* START INFORMATION SHOWN *

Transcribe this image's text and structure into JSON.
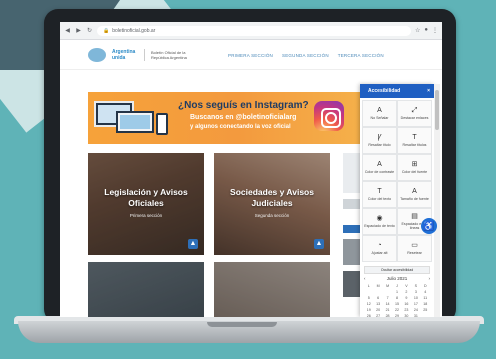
{
  "browser": {
    "url": "boletinoficial.gob.ar",
    "back_icon": "arrow-left-icon",
    "forward_icon": "arrow-right-icon",
    "reload_icon": "reload-icon"
  },
  "site": {
    "logo_brand": "Argentina unida",
    "logo_sub": "Boletín Oficial de la República Argentina",
    "nav": [
      "PRIMERA SECCIÓN",
      "SEGUNDA SECCIÓN",
      "TERCERA SECCIÓN"
    ]
  },
  "banner": {
    "title": "¿Nos seguís en Instagram?",
    "line1": "Buscanos en @boletinoficialarg",
    "line2": "y algunos conectando la voz oficial",
    "icon": "instagram-icon"
  },
  "cards": [
    {
      "title": "Legislación y Avisos Oficiales",
      "sub": "Primera sección"
    },
    {
      "title": "Sociedades y Avisos Judiciales",
      "sub": "Segunda sección"
    },
    {
      "title": "",
      "sub": ""
    },
    {
      "title": "",
      "sub": ""
    }
  ],
  "accessibility": {
    "header": "Accesibilidad",
    "close": "×",
    "tiles": [
      {
        "icon": "A",
        "label": "No Señalar"
      },
      {
        "icon": "⤢",
        "label": "Destacar enlaces"
      },
      {
        "icon": "Ꝩ",
        "label": "Resaltar título"
      },
      {
        "icon": "T",
        "label": "Resaltar títulos"
      },
      {
        "icon": "A",
        "label": "Color de contraste"
      },
      {
        "icon": "⊞",
        "label": "Color del fuente"
      },
      {
        "icon": "T",
        "label": "Color del texto"
      },
      {
        "icon": "A",
        "label": "Tamaño de fuente"
      },
      {
        "icon": "◉",
        "label": "Espaciado de texto"
      },
      {
        "icon": "▤",
        "label": "Espaciado entre líneas"
      },
      {
        "icon": "◔",
        "label": "Ajustar alt"
      },
      {
        "icon": "▭",
        "label": "Resetear"
      }
    ],
    "footer_button": "Ocultar accesibilidad",
    "calendar_month": "Julio 2021",
    "calendar_days": [
      "L",
      "M",
      "M",
      "J",
      "V",
      "S",
      "D"
    ],
    "calendar_rows": [
      [
        "",
        "",
        "",
        "1",
        "2",
        "3",
        "4"
      ],
      [
        "5",
        "6",
        "7",
        "8",
        "9",
        "10",
        "11"
      ],
      [
        "12",
        "13",
        "14",
        "15",
        "16",
        "17",
        "18"
      ],
      [
        "19",
        "20",
        "21",
        "22",
        "23",
        "24",
        "25"
      ],
      [
        "26",
        "27",
        "28",
        "29",
        "30",
        "31",
        ""
      ]
    ],
    "float_icon": "accessibility-person-icon",
    "float_glyph": "♿"
  }
}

* END INFORMATION SHOWN *

* WRITTEN REQUEST
Return the material exactly as given, apart from the pictures.

* RESPONSE
Transcribe this image's text and structure into JSON.
{
  "browser": {
    "url": "boletinoficial.gob.ar",
    "back_icon": "arrow-left-icon",
    "forward_icon": "arrow-right-icon",
    "reload_icon": "reload-icon"
  },
  "site": {
    "logo_brand": "Argentina unida",
    "logo_sub": "Boletín Oficial de la República Argentina",
    "nav": [
      "PRIMERA SECCIÓN",
      "SEGUNDA SECCIÓN",
      "TERCERA SECCIÓN"
    ]
  },
  "banner": {
    "title": "¿Nos seguís en Instagram?",
    "line1": "Buscanos en @boletinoficialarg",
    "line2": "y algunos conectando la voz oficial",
    "icon": "instagram-icon"
  },
  "cards": [
    {
      "title": "Legislación y Avisos Oficiales",
      "sub": "Primera sección"
    },
    {
      "title": "Sociedades y Avisos Judiciales",
      "sub": "Segunda sección"
    },
    {
      "title": "",
      "sub": ""
    },
    {
      "title": "",
      "sub": ""
    }
  ],
  "accessibility": {
    "header": "Accesibilidad",
    "close": "×",
    "tiles": [
      {
        "icon": "A",
        "label": "No Señalar"
      },
      {
        "icon": "⤢",
        "label": "Destacar enlaces"
      },
      {
        "icon": "Ꝩ",
        "label": "Resaltar título"
      },
      {
        "icon": "T",
        "label": "Resaltar títulos"
      },
      {
        "icon": "A",
        "label": "Color de contraste"
      },
      {
        "icon": "⊞",
        "label": "Color del fuente"
      },
      {
        "icon": "T",
        "label": "Color del texto"
      },
      {
        "icon": "A",
        "label": "Tamaño de fuente"
      },
      {
        "icon": "◉",
        "label": "Espaciado de texto"
      },
      {
        "icon": "▤",
        "label": "Espaciado entre líneas"
      },
      {
        "icon": "◔",
        "label": "Ajustar alt"
      },
      {
        "icon": "▭",
        "label": "Resetear"
      }
    ],
    "footer_button": "Ocultar accesibilidad",
    "calendar_month": "Julio 2021",
    "calendar_days": [
      "L",
      "M",
      "M",
      "J",
      "V",
      "S",
      "D"
    ],
    "calendar_rows": [
      [
        "",
        "",
        "",
        "1",
        "2",
        "3",
        "4"
      ],
      [
        "5",
        "6",
        "7",
        "8",
        "9",
        "10",
        "11"
      ],
      [
        "12",
        "13",
        "14",
        "15",
        "16",
        "17",
        "18"
      ],
      [
        "19",
        "20",
        "21",
        "22",
        "23",
        "24",
        "25"
      ],
      [
        "26",
        "27",
        "28",
        "29",
        "30",
        "31",
        ""
      ]
    ],
    "float_icon": "accessibility-person-icon",
    "float_glyph": "♿"
  }
}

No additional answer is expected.